**Data to process**

————————

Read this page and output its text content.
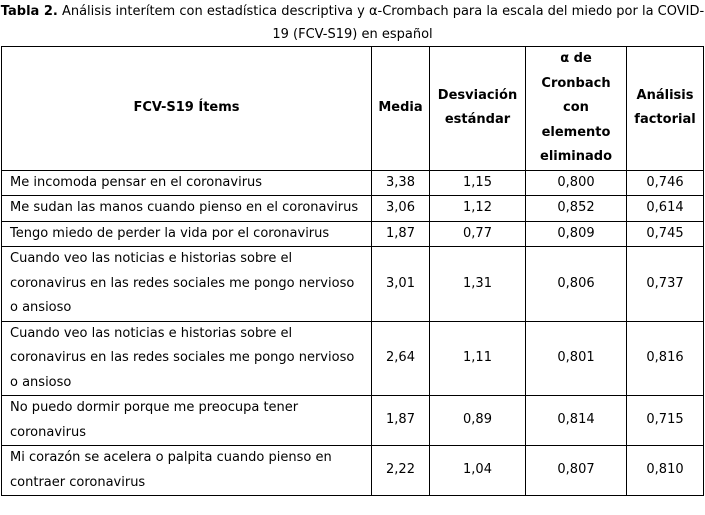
Tabla 2. Análisis interítem con estadística descriptiva y α-Crombach para la escala del miedo por la COVID-19 (FCV-S19) en español
FCV-S19 Ítems	Media	Desviación estándar	α de Cronbach con elemento eliminado	Análisis factorial
Me incomoda pensar en el coronavirus	3,38	1,15	0,800	0,746
Me sudan las manos cuando pienso en el coronavirus	3,06	1,12	0,852	0,614
Tengo miedo de perder la vida por el coronavirus	1,87	0,77	0,809	0,745
Cuando veo las noticias e historias sobre el coronavirus en las redes sociales me pongo nervioso o ansioso	3,01	1,31	0,806	0,737
Cuando veo las noticias e historias sobre el coronavirus en las redes sociales me pongo nervioso o ansioso	2,64	1,11	0,801	0,816
No puedo dormir porque me preocupa tener coronavirus	1,87	0,89	0,814	0,715
Mi corazón se acelera o palpita cuando pienso en contraer coronavirus	2,22	1,04	0,807	0,810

————————

**Work to complete**
Drop the pictures; repeat the listing above exactly.

**Response to this exercise**
Read this page and output its text content.
Tabla 2. Análisis interítem con estadística descriptiva y α-Crombach para la escala del miedo por la COVID-19 (FCV-S19) en español
FCV-S19 Ítems	Media	Desviación estándar	α de Cronbach con elemento eliminado	Análisis factorial
Me incomoda pensar en el coronavirus	3,38	1,15	0,800	0,746
Me sudan las manos cuando pienso en el coronavirus	3,06	1,12	0,852	0,614
Tengo miedo de perder la vida por el coronavirus	1,87	0,77	0,809	0,745
Cuando veo las noticias e historias sobre el coronavirus en las redes sociales me pongo nervioso o ansioso	3,01	1,31	0,806	0,737
Cuando veo las noticias e historias sobre el coronavirus en las redes sociales me pongo nervioso o ansioso	2,64	1,11	0,801	0,816
No puedo dormir porque me preocupa tener coronavirus	1,87	0,89	0,814	0,715
Mi corazón se acelera o palpita cuando pienso en contraer coronavirus	2,22	1,04	0,807	0,810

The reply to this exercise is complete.